• **THE EXERCISE**
Check every line of the entries for "here", and copy the lines that hold it.
#####
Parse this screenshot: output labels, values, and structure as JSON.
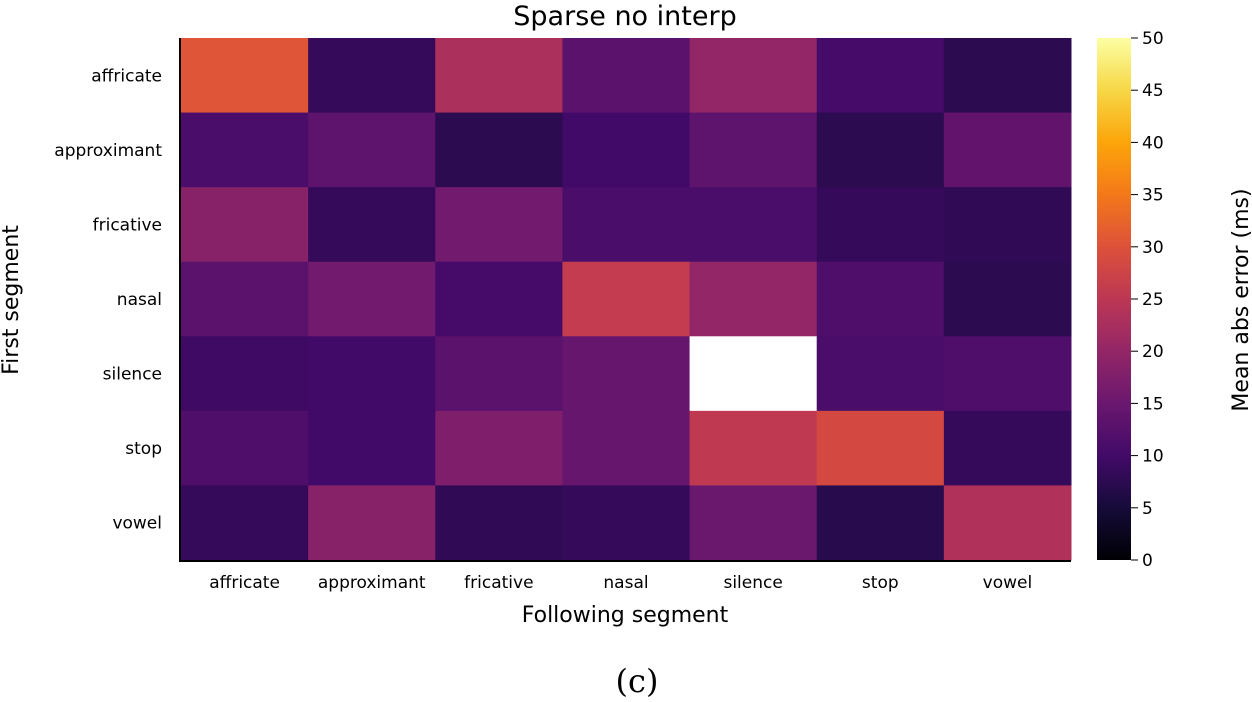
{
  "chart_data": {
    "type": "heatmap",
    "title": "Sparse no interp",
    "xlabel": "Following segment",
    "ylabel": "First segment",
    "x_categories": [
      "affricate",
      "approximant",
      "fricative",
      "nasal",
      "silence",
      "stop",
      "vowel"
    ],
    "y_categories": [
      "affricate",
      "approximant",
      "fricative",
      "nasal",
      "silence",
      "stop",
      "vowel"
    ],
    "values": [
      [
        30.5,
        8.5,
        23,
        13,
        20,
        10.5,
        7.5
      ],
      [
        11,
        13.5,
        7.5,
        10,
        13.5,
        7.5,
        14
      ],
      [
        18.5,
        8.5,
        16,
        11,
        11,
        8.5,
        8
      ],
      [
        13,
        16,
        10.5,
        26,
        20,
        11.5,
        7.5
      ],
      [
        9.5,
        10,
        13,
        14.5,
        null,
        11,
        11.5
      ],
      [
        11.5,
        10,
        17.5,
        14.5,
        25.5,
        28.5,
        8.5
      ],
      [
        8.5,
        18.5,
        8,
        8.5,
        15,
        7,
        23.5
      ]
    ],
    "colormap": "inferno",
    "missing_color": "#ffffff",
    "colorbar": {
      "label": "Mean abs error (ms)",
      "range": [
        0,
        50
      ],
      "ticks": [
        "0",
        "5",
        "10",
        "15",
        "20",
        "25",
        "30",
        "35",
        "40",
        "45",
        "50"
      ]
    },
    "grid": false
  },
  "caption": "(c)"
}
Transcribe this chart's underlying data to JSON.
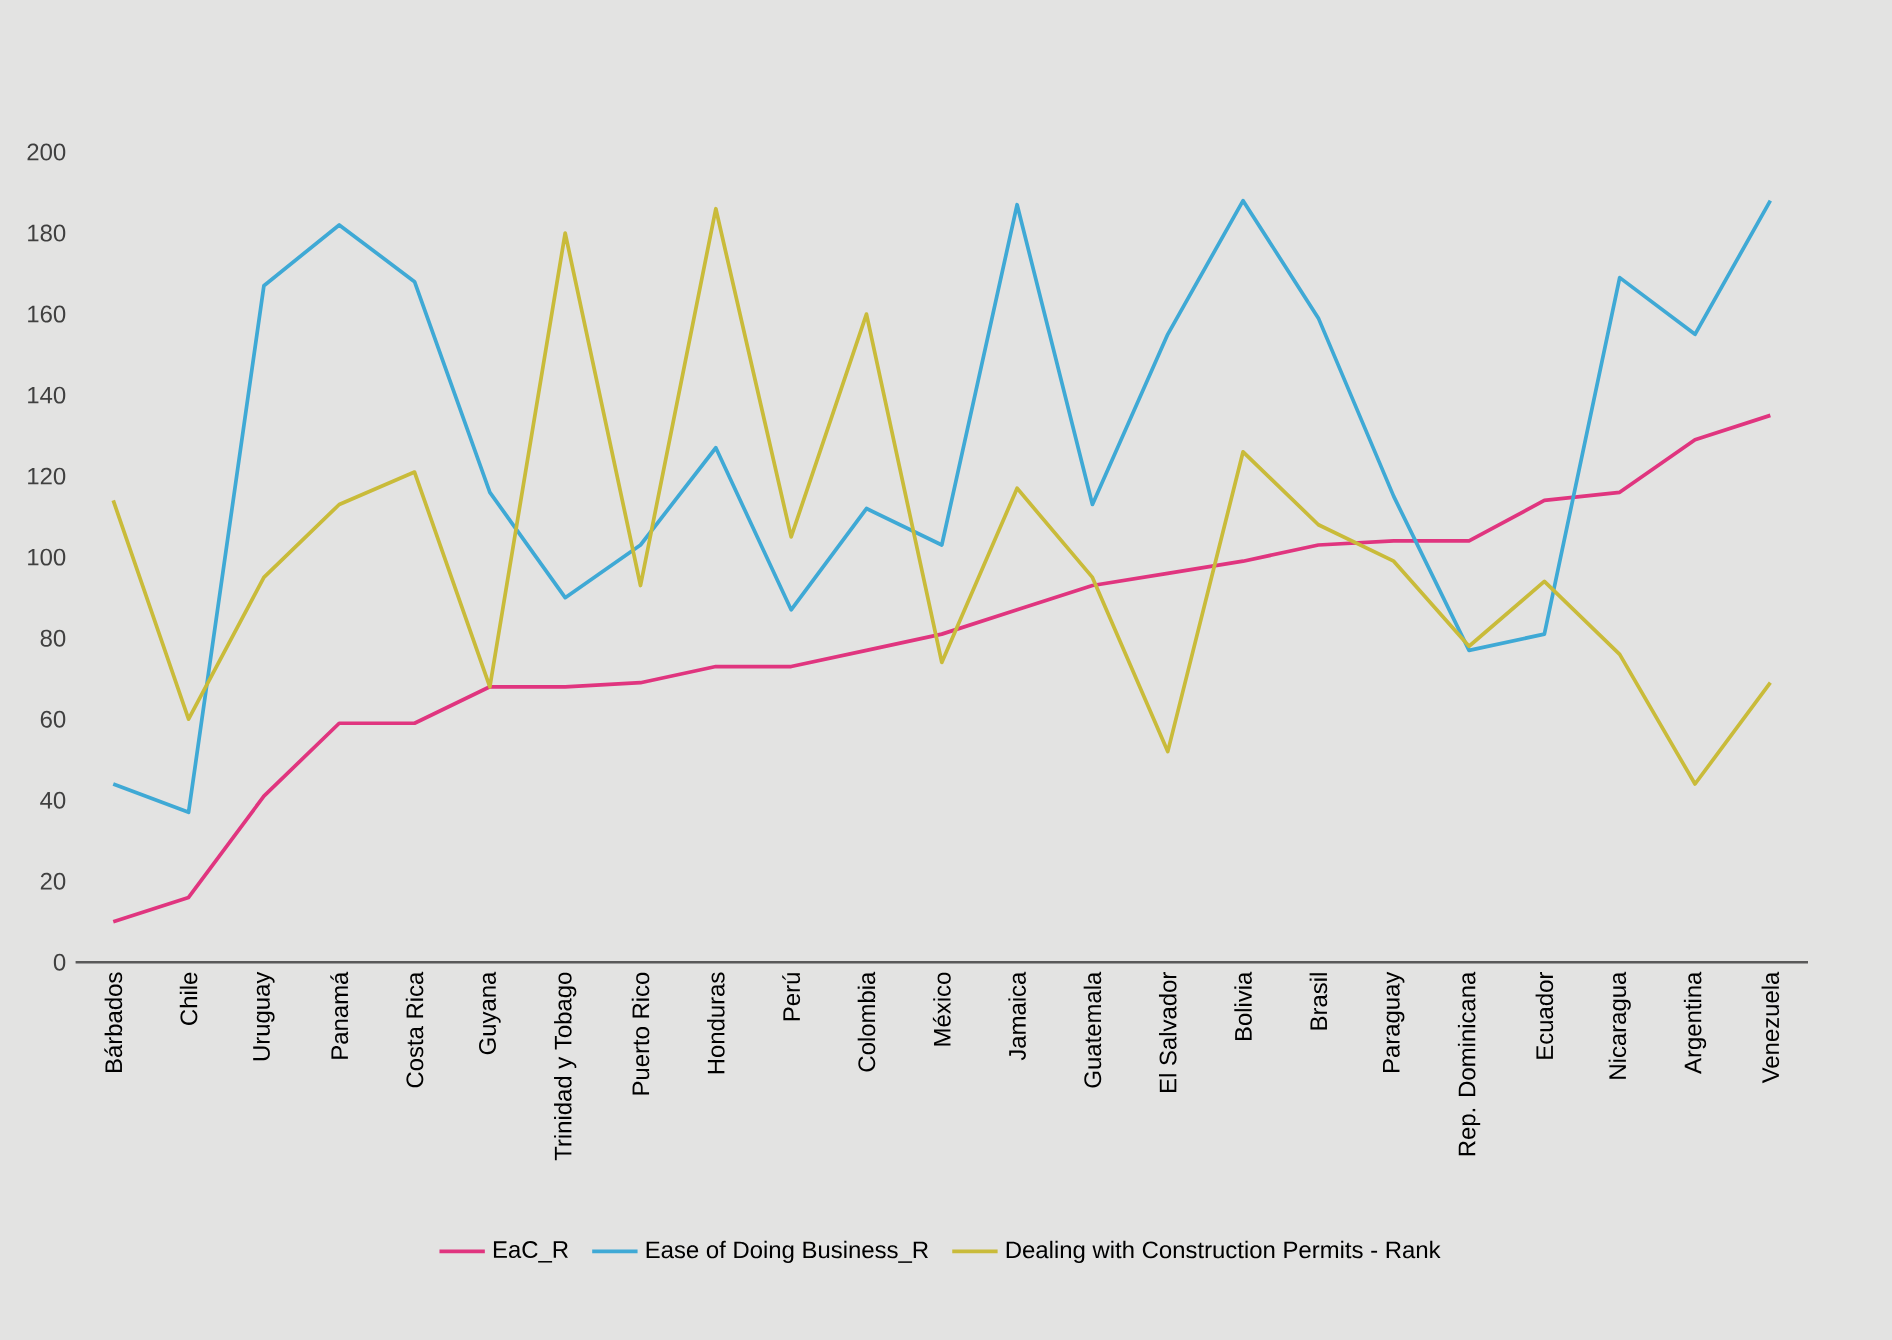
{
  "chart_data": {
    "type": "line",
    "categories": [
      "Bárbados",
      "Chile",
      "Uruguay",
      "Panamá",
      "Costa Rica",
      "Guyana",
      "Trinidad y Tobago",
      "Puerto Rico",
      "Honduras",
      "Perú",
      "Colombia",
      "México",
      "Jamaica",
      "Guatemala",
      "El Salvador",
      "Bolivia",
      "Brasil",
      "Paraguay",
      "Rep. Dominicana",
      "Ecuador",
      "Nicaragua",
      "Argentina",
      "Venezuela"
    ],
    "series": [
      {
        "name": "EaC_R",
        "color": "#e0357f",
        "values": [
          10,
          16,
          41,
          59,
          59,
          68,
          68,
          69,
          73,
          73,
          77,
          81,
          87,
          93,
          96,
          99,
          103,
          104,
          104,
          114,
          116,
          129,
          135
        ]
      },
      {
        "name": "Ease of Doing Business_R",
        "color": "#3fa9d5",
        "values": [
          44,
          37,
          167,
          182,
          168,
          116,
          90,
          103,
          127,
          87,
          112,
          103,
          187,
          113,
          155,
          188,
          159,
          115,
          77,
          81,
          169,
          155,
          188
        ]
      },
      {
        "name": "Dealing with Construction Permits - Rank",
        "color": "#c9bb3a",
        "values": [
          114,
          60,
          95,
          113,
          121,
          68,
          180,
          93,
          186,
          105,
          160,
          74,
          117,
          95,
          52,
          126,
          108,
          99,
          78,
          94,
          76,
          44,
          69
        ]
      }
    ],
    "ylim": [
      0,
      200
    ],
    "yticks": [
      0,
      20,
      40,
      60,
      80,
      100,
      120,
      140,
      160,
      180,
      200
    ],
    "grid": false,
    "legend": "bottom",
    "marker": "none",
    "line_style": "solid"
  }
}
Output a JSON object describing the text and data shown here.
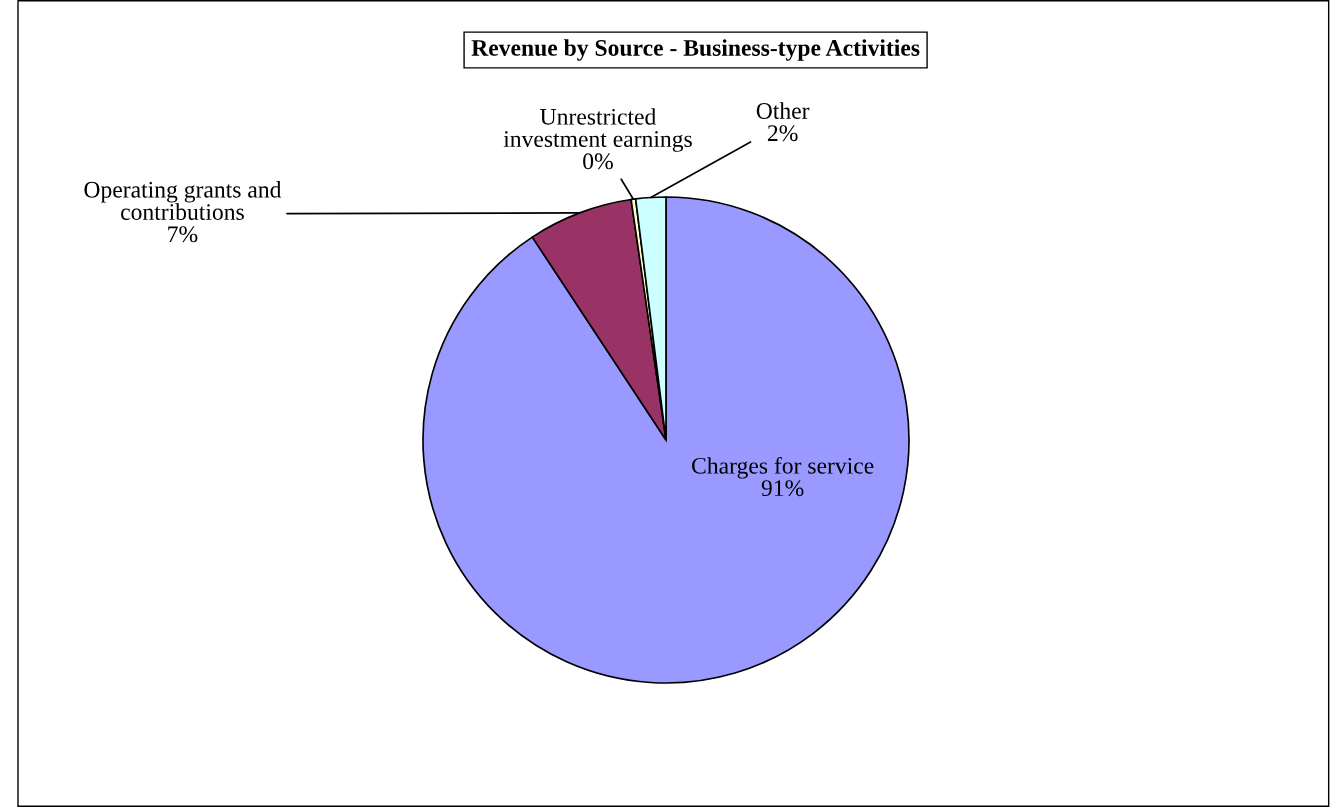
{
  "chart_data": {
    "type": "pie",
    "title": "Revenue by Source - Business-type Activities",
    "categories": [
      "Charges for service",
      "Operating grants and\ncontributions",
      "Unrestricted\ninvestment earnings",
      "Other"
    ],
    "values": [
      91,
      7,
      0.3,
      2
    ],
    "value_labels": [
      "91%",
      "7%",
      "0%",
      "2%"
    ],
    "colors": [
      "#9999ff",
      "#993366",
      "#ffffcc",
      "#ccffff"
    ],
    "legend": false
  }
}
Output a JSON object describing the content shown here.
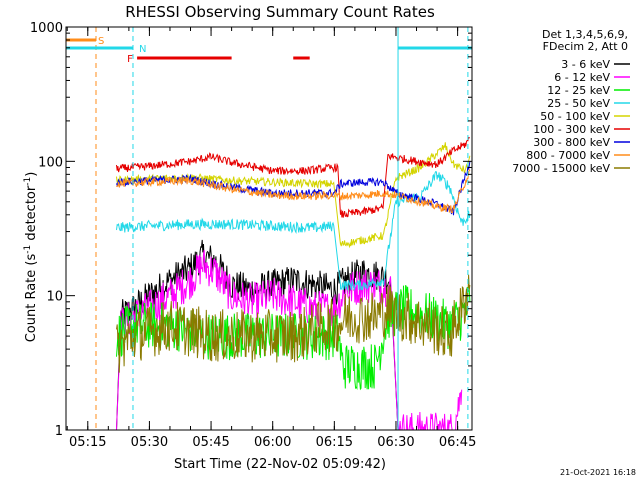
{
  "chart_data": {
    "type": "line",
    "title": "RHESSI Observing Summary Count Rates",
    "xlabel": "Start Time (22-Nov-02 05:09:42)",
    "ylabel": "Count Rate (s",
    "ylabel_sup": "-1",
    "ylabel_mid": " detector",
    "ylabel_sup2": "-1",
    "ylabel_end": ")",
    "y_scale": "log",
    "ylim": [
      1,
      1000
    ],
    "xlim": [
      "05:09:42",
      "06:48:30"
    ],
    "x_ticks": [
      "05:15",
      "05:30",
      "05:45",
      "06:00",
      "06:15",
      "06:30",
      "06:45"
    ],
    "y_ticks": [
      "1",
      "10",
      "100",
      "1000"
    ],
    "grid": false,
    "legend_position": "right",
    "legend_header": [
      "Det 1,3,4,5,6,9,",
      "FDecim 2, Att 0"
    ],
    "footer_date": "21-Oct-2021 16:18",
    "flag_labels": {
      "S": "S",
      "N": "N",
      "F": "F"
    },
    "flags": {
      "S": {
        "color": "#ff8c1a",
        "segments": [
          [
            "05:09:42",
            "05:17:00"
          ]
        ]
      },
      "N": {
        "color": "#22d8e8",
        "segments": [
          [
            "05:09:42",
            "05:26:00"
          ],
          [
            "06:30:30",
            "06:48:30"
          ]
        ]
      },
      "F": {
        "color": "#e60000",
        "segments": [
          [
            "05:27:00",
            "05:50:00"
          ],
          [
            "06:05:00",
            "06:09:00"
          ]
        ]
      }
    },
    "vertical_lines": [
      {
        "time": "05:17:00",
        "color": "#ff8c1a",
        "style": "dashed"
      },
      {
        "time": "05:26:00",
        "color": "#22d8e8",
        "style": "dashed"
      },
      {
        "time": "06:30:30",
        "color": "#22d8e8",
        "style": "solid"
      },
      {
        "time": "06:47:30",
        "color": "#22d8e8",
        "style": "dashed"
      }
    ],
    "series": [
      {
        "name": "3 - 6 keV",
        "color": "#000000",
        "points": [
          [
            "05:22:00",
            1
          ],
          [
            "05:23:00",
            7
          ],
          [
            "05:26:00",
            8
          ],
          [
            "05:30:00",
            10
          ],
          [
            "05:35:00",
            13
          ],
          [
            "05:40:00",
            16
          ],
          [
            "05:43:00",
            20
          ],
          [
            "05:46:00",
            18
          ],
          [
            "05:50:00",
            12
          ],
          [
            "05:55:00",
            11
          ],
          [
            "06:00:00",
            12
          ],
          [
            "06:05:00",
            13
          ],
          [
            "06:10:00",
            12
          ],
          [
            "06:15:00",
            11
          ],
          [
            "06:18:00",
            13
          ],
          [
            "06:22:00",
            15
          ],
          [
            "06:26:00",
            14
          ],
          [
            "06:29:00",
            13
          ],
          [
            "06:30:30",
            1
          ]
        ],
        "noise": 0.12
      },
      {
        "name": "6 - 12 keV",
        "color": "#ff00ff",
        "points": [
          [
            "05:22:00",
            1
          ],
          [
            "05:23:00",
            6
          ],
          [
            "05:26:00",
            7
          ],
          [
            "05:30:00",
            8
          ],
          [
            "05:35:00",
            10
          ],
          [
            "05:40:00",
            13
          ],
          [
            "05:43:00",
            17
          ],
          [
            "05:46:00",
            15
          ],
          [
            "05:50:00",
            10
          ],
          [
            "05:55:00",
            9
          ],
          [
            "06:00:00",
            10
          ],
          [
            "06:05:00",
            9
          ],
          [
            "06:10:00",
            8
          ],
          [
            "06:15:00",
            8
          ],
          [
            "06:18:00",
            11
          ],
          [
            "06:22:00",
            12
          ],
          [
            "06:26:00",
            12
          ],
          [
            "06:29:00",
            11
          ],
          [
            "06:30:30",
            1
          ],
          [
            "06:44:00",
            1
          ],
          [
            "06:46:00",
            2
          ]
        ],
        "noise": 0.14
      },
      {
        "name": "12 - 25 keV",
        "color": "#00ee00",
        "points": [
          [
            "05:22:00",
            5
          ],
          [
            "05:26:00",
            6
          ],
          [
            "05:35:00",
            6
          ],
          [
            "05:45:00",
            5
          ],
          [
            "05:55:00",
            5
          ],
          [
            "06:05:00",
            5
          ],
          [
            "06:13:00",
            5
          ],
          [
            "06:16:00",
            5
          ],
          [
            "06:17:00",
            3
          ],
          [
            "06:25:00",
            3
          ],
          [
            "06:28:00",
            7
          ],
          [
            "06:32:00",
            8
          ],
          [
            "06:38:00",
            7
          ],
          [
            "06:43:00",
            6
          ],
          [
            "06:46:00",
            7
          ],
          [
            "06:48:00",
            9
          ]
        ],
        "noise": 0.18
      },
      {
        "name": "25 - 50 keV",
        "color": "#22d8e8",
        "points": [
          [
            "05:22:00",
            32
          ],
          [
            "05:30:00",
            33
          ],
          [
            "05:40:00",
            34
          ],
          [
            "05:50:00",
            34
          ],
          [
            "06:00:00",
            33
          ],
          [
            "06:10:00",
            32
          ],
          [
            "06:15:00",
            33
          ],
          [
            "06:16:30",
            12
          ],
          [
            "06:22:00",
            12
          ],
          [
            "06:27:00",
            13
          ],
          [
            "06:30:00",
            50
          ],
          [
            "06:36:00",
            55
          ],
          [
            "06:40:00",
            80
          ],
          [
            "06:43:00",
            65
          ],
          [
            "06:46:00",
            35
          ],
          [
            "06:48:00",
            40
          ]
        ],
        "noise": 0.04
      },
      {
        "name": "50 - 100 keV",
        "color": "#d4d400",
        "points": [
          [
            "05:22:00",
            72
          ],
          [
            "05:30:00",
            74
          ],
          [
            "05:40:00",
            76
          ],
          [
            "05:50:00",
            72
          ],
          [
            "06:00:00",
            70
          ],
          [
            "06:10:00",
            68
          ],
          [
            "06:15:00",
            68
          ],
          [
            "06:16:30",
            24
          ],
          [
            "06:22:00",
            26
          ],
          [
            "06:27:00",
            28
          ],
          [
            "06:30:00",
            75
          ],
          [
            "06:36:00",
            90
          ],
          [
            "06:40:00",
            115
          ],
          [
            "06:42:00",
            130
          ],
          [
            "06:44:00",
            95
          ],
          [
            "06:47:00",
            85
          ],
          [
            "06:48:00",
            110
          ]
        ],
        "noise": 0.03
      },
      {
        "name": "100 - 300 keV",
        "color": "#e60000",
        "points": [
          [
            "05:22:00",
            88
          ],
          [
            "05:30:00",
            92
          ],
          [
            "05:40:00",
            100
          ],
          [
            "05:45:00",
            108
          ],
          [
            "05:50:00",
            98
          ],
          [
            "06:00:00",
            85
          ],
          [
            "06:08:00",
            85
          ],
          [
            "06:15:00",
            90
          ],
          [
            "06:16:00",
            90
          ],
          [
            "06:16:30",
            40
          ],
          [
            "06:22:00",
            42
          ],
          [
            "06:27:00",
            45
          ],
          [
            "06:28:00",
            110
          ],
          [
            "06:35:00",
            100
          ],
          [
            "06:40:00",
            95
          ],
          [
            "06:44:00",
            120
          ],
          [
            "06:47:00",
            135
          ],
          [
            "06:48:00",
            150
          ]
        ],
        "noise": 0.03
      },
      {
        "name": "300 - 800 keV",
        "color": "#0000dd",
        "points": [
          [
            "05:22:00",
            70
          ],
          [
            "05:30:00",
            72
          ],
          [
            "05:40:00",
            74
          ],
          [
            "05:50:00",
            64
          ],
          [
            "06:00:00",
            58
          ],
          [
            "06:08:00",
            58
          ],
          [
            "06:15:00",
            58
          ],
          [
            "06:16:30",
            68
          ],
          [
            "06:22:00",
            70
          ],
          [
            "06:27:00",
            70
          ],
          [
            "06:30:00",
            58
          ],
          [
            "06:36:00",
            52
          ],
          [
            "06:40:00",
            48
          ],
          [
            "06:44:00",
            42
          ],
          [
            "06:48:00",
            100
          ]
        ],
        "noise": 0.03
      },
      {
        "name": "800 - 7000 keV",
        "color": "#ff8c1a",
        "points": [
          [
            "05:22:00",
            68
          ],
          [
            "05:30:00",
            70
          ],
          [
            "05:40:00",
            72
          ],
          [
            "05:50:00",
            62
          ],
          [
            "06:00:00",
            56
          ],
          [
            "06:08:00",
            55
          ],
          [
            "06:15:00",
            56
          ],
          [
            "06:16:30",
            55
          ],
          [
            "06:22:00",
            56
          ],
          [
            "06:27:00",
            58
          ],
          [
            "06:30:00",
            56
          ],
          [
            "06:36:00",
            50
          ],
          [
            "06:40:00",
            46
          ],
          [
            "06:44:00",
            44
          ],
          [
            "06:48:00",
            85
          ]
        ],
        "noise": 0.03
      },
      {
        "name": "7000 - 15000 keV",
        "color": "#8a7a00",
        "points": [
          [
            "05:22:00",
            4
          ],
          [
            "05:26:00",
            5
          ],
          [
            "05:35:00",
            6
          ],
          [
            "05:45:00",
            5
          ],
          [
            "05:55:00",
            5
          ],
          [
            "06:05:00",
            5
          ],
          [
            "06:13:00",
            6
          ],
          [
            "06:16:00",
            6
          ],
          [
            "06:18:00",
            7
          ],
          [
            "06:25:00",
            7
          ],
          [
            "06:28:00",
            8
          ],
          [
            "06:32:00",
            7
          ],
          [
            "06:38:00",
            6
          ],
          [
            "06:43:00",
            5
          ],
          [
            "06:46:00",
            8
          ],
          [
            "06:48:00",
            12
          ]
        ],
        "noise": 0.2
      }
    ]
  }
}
#####
• **WRITTEN RESPONSE**
Output a JSON object describing the text and data shown here.
Output a JSON object describing the content shown here.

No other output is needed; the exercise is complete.